» Your objective
Isolate every line in the data with the string "頤齋漫錄" and copy it.

» Items listed in a dataset
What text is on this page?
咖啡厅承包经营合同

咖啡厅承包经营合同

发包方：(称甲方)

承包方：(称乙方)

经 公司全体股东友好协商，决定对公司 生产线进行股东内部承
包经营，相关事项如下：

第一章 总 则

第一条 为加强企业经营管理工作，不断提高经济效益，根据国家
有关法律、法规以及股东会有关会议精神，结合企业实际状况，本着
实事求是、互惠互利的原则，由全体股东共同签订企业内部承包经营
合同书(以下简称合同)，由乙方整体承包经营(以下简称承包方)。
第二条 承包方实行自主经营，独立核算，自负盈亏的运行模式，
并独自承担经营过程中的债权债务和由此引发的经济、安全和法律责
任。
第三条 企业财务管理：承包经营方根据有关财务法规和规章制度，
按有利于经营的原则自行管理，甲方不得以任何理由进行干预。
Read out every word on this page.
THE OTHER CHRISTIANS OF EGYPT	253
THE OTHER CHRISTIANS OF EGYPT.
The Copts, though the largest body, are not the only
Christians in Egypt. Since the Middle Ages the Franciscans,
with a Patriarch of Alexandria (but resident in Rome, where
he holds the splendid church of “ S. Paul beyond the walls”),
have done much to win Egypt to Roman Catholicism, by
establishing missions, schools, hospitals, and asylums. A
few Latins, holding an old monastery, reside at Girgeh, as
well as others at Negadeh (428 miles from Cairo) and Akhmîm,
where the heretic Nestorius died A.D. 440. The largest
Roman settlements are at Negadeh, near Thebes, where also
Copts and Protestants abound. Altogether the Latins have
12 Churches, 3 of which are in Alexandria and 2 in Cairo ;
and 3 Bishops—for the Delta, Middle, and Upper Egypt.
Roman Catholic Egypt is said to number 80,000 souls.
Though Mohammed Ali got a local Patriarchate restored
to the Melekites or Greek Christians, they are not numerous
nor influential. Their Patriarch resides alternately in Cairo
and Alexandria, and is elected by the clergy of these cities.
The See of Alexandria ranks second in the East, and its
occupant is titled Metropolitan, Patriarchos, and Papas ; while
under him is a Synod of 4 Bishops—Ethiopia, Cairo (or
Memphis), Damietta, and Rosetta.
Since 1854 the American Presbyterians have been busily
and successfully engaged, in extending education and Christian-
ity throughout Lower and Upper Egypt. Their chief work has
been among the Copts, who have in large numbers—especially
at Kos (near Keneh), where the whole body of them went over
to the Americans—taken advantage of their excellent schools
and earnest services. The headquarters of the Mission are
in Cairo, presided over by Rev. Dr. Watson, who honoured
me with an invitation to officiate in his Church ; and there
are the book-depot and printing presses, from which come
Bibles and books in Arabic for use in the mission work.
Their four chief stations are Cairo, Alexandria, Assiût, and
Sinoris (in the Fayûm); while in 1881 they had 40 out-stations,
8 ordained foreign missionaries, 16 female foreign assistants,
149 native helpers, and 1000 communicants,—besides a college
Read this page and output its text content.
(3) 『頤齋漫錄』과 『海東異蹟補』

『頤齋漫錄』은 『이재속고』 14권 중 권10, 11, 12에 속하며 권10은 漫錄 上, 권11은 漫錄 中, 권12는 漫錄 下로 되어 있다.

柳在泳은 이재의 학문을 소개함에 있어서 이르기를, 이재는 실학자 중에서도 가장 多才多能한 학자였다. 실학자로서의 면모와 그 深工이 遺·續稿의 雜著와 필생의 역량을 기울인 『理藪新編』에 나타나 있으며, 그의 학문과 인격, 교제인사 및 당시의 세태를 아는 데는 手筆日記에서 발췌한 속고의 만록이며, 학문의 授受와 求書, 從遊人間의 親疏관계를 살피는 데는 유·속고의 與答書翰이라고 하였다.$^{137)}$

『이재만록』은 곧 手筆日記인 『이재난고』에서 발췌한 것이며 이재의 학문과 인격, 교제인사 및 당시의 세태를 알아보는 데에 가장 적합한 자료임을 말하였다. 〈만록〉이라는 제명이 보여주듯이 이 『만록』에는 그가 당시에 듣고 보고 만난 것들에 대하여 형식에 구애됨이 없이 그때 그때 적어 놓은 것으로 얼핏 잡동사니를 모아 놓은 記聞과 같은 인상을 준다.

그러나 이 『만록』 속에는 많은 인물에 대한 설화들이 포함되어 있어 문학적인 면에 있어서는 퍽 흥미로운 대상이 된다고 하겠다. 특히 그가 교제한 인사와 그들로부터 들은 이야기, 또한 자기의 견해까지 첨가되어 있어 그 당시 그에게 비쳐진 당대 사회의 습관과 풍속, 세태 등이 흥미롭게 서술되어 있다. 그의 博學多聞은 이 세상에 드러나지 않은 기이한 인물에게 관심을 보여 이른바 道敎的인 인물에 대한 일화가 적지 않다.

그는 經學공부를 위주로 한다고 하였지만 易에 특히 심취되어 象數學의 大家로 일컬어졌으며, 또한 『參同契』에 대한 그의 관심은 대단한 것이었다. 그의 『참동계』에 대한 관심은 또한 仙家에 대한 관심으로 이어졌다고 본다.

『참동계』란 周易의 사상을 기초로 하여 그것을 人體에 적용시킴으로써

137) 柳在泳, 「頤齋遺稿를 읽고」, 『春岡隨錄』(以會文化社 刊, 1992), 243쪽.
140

» Result of the exercise
(3) 『頤齋漫錄』과 『海東異蹟補』
『頤齋漫錄』은 『이재속고』 14권 중 권10, 11, 12에 속하며 권10은 漫錄 上, 권11은 漫錄 中, 권12는 漫錄 下로 되어 있다.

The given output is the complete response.